> Task objective
Copy out the line containing "Read the values" and each line after it, through the last one in the material, exactly as written.

> Dataset extract
"""
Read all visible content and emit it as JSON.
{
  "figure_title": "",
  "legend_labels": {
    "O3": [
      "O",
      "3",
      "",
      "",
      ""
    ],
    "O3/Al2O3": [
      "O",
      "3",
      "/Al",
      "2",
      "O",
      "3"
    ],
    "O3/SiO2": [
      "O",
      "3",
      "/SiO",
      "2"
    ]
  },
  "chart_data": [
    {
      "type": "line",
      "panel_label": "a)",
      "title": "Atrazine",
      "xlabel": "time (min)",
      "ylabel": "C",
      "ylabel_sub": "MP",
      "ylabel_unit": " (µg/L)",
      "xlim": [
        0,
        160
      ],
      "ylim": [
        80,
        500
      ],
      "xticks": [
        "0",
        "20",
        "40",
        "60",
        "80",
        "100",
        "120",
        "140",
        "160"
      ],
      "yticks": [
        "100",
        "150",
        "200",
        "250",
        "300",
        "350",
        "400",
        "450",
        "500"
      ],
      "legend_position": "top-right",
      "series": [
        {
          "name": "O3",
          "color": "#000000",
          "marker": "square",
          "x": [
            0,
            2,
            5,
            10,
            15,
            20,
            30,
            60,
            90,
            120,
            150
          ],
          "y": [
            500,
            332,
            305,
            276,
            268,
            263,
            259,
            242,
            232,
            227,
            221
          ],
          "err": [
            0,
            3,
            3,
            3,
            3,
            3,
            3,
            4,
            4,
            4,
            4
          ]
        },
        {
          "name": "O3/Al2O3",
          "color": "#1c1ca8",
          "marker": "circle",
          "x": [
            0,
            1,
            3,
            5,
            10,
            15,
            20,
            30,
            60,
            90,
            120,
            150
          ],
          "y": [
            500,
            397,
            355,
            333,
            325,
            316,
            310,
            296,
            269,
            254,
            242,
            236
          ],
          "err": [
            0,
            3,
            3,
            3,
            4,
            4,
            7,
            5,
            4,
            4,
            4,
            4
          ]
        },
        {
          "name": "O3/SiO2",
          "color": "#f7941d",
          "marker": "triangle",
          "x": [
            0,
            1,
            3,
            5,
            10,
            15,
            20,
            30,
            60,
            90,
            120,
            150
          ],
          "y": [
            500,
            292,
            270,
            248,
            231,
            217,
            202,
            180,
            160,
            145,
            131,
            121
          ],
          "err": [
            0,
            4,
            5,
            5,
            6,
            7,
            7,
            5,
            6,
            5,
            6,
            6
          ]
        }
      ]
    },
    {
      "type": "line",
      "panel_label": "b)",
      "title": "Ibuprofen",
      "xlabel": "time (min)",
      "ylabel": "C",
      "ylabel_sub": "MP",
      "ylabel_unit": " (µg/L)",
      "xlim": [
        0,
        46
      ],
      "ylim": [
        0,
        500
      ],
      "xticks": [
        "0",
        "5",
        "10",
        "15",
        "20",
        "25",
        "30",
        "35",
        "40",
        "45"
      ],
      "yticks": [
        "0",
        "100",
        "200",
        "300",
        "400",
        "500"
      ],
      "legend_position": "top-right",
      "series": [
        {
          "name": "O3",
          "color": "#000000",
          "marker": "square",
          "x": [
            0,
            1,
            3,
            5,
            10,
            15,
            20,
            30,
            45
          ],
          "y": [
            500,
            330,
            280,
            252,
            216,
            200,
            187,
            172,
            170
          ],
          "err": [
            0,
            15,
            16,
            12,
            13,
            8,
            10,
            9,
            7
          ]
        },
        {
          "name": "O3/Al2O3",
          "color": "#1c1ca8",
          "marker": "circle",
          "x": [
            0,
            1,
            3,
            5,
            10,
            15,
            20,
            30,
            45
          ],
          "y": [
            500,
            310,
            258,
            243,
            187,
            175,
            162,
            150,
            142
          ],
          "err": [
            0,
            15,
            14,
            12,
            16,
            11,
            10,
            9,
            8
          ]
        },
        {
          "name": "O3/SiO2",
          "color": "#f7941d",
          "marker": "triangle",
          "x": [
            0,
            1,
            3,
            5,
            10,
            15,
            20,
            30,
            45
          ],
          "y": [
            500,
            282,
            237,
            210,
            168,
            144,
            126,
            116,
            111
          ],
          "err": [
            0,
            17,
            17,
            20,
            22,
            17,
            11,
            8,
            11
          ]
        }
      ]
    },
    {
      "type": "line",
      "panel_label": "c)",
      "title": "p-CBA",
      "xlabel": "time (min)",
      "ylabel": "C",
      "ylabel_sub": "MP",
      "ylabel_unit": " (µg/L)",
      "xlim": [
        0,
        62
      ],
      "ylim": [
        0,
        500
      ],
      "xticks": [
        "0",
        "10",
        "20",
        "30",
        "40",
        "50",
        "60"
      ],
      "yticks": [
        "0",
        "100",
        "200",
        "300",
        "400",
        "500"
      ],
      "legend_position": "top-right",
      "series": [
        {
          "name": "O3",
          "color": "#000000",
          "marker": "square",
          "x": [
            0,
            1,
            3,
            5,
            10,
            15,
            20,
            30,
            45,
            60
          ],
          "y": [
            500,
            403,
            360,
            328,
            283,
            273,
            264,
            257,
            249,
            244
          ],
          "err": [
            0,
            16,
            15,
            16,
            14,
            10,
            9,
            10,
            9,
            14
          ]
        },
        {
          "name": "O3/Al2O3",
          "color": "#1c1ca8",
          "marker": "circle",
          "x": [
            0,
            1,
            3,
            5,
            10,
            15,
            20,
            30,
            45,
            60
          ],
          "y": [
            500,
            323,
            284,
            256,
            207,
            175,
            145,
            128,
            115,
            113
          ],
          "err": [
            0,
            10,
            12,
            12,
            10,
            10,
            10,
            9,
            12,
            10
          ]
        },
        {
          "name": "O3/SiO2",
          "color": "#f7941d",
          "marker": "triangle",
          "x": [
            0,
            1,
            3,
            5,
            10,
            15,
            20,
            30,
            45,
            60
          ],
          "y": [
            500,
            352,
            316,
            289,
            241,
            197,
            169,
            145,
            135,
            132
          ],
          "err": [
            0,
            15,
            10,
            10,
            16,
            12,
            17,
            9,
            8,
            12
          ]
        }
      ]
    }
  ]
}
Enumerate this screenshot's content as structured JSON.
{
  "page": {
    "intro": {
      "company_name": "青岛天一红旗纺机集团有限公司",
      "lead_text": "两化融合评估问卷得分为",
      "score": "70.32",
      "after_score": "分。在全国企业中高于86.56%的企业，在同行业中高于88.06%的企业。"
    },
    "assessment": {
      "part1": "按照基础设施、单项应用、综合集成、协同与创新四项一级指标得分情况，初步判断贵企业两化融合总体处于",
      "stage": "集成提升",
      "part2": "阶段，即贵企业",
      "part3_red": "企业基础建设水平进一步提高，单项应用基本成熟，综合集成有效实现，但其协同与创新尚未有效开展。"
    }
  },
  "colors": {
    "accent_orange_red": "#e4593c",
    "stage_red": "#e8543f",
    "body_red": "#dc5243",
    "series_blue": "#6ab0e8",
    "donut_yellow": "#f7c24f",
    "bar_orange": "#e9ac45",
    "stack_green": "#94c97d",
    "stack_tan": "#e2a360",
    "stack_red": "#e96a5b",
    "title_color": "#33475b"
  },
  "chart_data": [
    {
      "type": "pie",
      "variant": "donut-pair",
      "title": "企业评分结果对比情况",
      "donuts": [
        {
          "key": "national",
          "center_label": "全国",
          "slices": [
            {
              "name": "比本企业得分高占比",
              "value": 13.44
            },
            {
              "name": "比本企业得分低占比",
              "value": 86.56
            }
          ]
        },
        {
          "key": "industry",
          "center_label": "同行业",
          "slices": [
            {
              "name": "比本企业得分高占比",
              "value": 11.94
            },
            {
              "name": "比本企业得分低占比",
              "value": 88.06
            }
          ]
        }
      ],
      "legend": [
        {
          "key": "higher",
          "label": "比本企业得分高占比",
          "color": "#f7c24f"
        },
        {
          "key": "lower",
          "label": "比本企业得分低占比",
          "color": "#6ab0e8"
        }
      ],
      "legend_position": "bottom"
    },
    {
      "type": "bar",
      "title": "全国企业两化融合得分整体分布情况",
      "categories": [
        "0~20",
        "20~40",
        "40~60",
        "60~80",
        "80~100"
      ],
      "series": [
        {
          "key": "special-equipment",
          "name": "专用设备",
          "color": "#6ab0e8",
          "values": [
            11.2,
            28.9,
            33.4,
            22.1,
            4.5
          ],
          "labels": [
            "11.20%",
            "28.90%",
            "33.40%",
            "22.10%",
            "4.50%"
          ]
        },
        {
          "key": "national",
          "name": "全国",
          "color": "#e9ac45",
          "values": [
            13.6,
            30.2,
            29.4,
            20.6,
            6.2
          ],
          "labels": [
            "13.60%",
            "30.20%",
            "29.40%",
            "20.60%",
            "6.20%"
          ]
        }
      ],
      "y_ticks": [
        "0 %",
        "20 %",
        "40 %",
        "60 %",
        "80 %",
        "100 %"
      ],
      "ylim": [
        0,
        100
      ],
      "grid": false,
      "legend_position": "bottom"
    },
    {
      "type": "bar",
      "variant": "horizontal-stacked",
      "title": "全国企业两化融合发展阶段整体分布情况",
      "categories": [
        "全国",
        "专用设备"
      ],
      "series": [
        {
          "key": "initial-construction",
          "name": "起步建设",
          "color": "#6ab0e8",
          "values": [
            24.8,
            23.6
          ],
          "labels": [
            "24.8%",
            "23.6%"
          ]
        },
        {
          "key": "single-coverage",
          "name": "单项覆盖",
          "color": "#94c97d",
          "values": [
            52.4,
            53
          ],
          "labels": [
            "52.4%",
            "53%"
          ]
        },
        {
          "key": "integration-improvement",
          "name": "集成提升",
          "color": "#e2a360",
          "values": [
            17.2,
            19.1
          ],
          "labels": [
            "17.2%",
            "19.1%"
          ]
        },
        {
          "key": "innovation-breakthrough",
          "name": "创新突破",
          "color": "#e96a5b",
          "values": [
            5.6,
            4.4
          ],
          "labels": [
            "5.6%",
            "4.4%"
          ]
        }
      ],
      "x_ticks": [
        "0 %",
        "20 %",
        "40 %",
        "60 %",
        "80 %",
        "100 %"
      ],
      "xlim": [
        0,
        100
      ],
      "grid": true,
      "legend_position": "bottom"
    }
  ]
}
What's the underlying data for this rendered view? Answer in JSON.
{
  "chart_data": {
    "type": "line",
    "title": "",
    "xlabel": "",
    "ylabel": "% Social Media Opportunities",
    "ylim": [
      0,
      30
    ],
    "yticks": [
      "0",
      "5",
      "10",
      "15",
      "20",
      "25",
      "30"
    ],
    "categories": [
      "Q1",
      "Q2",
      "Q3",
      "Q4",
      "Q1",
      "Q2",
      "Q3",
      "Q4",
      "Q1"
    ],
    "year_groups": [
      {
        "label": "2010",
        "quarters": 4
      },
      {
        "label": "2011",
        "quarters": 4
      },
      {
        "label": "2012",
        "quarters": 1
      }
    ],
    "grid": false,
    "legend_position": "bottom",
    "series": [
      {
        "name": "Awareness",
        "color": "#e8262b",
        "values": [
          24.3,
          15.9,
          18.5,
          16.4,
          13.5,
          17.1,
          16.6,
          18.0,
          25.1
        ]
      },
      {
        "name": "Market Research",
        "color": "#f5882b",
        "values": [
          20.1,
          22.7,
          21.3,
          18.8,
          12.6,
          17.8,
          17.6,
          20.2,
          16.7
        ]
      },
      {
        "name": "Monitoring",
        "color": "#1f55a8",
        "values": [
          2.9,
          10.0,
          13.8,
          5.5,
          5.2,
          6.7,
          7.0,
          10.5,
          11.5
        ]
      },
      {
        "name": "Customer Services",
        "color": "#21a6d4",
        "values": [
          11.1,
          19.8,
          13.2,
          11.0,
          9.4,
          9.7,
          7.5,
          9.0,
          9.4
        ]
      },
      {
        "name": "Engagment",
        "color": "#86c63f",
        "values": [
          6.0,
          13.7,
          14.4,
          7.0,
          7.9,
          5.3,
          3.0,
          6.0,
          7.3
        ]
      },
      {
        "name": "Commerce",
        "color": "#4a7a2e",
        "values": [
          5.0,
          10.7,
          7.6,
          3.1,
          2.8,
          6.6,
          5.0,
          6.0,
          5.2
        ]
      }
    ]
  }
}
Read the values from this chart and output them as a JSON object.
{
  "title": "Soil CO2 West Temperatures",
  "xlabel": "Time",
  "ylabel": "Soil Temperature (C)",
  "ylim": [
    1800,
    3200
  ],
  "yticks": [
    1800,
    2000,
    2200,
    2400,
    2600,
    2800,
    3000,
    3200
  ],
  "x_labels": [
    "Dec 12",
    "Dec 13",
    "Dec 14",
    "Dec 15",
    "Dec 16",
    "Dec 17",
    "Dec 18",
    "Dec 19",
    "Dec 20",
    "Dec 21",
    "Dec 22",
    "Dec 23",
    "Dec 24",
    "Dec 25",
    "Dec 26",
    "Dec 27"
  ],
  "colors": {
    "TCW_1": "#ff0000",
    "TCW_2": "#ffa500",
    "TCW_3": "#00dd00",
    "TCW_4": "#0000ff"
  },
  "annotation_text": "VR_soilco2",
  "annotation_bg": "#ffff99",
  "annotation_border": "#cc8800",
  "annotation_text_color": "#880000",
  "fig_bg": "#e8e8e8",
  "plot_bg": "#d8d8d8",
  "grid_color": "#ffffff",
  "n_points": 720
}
"""
> The solution
Read the values from this chart and output them as a JSON object.
{
  "title": "Soil CO2 West Temperatures",
  "xlabel": "Time",
  "ylabel": "Soil Temperature (C)",
  "ylim": [
    1800,
    3200
  ],
  "yticks": [
    1800,
    2000,
    2200,
    2400,
    2600,
    2800,
    3000,
    3200
  ],
  "x_labels": [
    "Dec 12",
    "Dec 13",
    "Dec 14",
    "Dec 15",
    "Dec 16",
    "Dec 17",
    "Dec 18",
    "Dec 19",
    "Dec 20",
    "Dec 21",
    "Dec 22",
    "Dec 23",
    "Dec 24",
    "Dec 25",
    "Dec 26",
    "Dec 27"
  ],
  "colors": {
    "TCW_1": "#ff0000",
    "TCW_2": "#ffa500",
    "TCW_3": "#00dd00",
    "TCW_4": "#0000ff"
  },
  "annotation_text": "VR_soilco2",
  "annotation_bg": "#ffff99",
  "annotation_border": "#cc8800",
  "annotation_text_color": "#880000",
  "fig_bg": "#e8e8e8",
  "plot_bg": "#d8d8d8",
  "grid_color": "#ffffff",
  "n_points": 720
}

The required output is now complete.